--- begin DATA SHOWN ---

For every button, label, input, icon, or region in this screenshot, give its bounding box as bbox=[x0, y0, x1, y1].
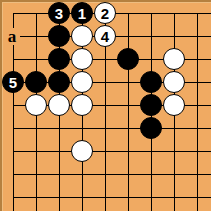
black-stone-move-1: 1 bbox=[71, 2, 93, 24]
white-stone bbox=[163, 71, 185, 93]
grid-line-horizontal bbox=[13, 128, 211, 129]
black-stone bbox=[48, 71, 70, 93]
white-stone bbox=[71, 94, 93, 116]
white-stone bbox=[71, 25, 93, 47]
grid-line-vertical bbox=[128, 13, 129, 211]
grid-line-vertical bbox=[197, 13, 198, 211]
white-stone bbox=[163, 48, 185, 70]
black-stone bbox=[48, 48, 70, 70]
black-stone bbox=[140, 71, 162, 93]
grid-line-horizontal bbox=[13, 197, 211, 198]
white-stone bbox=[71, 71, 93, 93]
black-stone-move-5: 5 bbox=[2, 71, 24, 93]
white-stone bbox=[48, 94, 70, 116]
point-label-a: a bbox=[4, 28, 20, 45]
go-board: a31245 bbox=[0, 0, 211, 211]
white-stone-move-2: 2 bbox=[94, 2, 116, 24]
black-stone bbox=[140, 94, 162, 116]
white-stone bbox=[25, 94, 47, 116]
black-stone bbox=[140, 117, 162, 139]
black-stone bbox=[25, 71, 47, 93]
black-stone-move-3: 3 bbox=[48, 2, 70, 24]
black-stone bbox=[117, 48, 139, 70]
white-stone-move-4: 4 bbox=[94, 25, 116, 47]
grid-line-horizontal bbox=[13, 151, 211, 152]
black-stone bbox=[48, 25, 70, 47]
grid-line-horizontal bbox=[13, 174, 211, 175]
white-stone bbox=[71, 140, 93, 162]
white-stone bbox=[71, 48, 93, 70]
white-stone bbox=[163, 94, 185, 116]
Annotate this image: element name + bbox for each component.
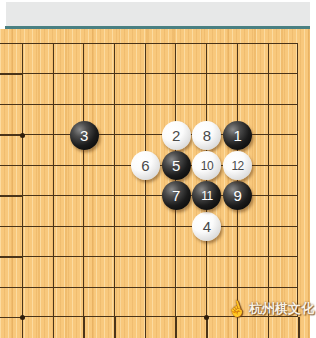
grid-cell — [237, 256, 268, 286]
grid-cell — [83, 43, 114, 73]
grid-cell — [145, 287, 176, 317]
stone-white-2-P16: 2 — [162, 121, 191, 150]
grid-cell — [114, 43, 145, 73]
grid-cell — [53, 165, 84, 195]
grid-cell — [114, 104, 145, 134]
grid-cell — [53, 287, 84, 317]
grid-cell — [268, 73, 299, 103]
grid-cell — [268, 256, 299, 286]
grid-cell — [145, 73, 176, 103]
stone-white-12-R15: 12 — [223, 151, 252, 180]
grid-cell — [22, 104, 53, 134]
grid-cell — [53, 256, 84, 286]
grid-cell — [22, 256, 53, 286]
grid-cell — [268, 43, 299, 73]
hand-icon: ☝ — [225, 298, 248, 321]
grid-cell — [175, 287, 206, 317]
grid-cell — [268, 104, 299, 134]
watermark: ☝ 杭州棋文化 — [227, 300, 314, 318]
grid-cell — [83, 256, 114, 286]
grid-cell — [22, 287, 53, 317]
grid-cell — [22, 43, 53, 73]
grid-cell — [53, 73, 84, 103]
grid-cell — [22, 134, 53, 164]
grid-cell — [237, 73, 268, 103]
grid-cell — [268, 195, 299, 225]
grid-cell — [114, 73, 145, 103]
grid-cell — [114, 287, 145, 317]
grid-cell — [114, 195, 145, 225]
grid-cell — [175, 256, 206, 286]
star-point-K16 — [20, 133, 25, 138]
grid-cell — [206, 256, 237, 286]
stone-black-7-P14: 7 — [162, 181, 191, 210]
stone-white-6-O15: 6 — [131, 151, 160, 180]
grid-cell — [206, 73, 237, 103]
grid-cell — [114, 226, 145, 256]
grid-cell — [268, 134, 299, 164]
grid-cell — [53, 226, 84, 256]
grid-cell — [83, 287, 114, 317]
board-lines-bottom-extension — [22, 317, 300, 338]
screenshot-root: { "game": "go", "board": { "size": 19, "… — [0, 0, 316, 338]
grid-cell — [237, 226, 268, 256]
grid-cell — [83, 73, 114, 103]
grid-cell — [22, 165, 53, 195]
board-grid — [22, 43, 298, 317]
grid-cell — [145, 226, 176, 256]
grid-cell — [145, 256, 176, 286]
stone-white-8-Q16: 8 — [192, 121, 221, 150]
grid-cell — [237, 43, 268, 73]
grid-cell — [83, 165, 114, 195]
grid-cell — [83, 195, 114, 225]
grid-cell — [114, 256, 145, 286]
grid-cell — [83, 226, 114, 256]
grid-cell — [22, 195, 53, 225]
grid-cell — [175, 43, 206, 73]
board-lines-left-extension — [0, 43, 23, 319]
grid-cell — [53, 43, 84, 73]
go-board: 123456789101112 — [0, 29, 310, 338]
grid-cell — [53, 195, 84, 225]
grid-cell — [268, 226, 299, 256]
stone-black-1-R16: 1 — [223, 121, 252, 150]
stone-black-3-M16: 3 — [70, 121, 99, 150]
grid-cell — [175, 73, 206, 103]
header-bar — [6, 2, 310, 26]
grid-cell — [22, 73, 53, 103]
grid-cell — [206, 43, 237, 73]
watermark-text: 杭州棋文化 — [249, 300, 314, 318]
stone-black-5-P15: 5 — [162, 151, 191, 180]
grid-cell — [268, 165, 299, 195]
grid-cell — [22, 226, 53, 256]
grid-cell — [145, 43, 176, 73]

--- end DATA SHOWN ---

Rewrite all the entries above with every "grid-cell" changed to "board-square" and everything else unchanged. Leave out the pictures.

For every button, label, input, icon, or region in this screenshot, give its bounding box as bbox=[x0, y0, x1, y1].
black-stone-move-1: 1 bbox=[71, 2, 93, 24]
white-stone bbox=[163, 71, 185, 93]
grid-line-horizontal bbox=[13, 128, 211, 129]
black-stone bbox=[48, 71, 70, 93]
white-stone bbox=[71, 94, 93, 116]
white-stone bbox=[71, 25, 93, 47]
grid-line-vertical bbox=[128, 13, 129, 211]
grid-line-vertical bbox=[197, 13, 198, 211]
white-stone bbox=[163, 48, 185, 70]
black-stone bbox=[48, 48, 70, 70]
black-stone bbox=[140, 71, 162, 93]
grid-line-horizontal bbox=[13, 197, 211, 198]
white-stone bbox=[71, 71, 93, 93]
black-stone-move-5: 5 bbox=[2, 71, 24, 93]
white-stone bbox=[48, 94, 70, 116]
point-label-a: a bbox=[4, 28, 20, 45]
go-board: a31245 bbox=[0, 0, 211, 211]
white-stone-move-2: 2 bbox=[94, 2, 116, 24]
black-stone bbox=[140, 94, 162, 116]
white-stone bbox=[25, 94, 47, 116]
black-stone bbox=[140, 117, 162, 139]
black-stone bbox=[25, 71, 47, 93]
black-stone-move-3: 3 bbox=[48, 2, 70, 24]
black-stone bbox=[117, 48, 139, 70]
white-stone-move-4: 4 bbox=[94, 25, 116, 47]
grid-line-horizontal bbox=[13, 151, 211, 152]
black-stone bbox=[48, 25, 70, 47]
grid-line-horizontal bbox=[13, 174, 211, 175]
white-stone bbox=[71, 140, 93, 162]
white-stone bbox=[71, 48, 93, 70]
white-stone bbox=[163, 94, 185, 116]
Annotate this image: element name + bbox for each component.
board-square — [237, 256, 268, 286]
board-square — [83, 43, 114, 73]
board-square — [145, 287, 176, 317]
stone-white-2-P16: 2 — [162, 121, 191, 150]
board-square — [114, 43, 145, 73]
board-square — [53, 165, 84, 195]
board-square — [114, 104, 145, 134]
board-square — [53, 287, 84, 317]
board-square — [268, 73, 299, 103]
board-square — [268, 256, 299, 286]
board-square — [145, 73, 176, 103]
stone-white-12-R15: 12 — [223, 151, 252, 180]
board-square — [22, 104, 53, 134]
board-square — [53, 256, 84, 286]
board-square — [22, 256, 53, 286]
board-square — [268, 43, 299, 73]
hand-icon: ☝ — [225, 298, 248, 321]
board-square — [175, 287, 206, 317]
board-square — [268, 104, 299, 134]
watermark: ☝ 杭州棋文化 — [227, 300, 314, 318]
board-square — [83, 256, 114, 286]
board-square — [22, 287, 53, 317]
board-square — [22, 43, 53, 73]
board-square — [53, 73, 84, 103]
board-square — [22, 134, 53, 164]
board-square — [237, 73, 268, 103]
board-square — [268, 195, 299, 225]
board-square — [114, 73, 145, 103]
board-square — [114, 287, 145, 317]
board-square — [114, 195, 145, 225]
board-square — [175, 256, 206, 286]
star-point-K16 — [20, 133, 25, 138]
board-square — [206, 256, 237, 286]
stone-black-7-P14: 7 — [162, 181, 191, 210]
stone-white-6-O15: 6 — [131, 151, 160, 180]
board-square — [206, 73, 237, 103]
board-square — [114, 226, 145, 256]
board-square — [268, 134, 299, 164]
board-square — [53, 226, 84, 256]
board-square — [83, 287, 114, 317]
board-lines-bottom-extension — [22, 317, 300, 338]
screenshot-root: { "game": "go", "board": { "size": 19, "… — [0, 0, 316, 338]
board-square — [237, 226, 268, 256]
board-square — [83, 73, 114, 103]
board-square — [22, 165, 53, 195]
board-grid — [22, 43, 298, 317]
board-square — [145, 226, 176, 256]
board-square — [145, 256, 176, 286]
stone-white-8-Q16: 8 — [192, 121, 221, 150]
board-square — [237, 43, 268, 73]
board-square — [83, 165, 114, 195]
board-square — [83, 195, 114, 225]
board-square — [114, 256, 145, 286]
board-square — [83, 226, 114, 256]
board-square — [22, 195, 53, 225]
board-square — [175, 43, 206, 73]
board-lines-left-extension — [0, 43, 23, 319]
board-square — [53, 43, 84, 73]
go-board: 123456789101112 — [0, 29, 310, 338]
board-square — [53, 195, 84, 225]
board-square — [268, 226, 299, 256]
stone-black-1-R16: 1 — [223, 121, 252, 150]
stone-black-3-M16: 3 — [70, 121, 99, 150]
board-square — [175, 73, 206, 103]
header-bar — [6, 2, 310, 26]
board-square — [22, 73, 53, 103]
board-square — [206, 43, 237, 73]
watermark-text: 杭州棋文化 — [249, 300, 314, 318]
stone-black-5-P15: 5 — [162, 151, 191, 180]
board-square — [268, 165, 299, 195]
board-square — [22, 226, 53, 256]
board-square — [145, 43, 176, 73]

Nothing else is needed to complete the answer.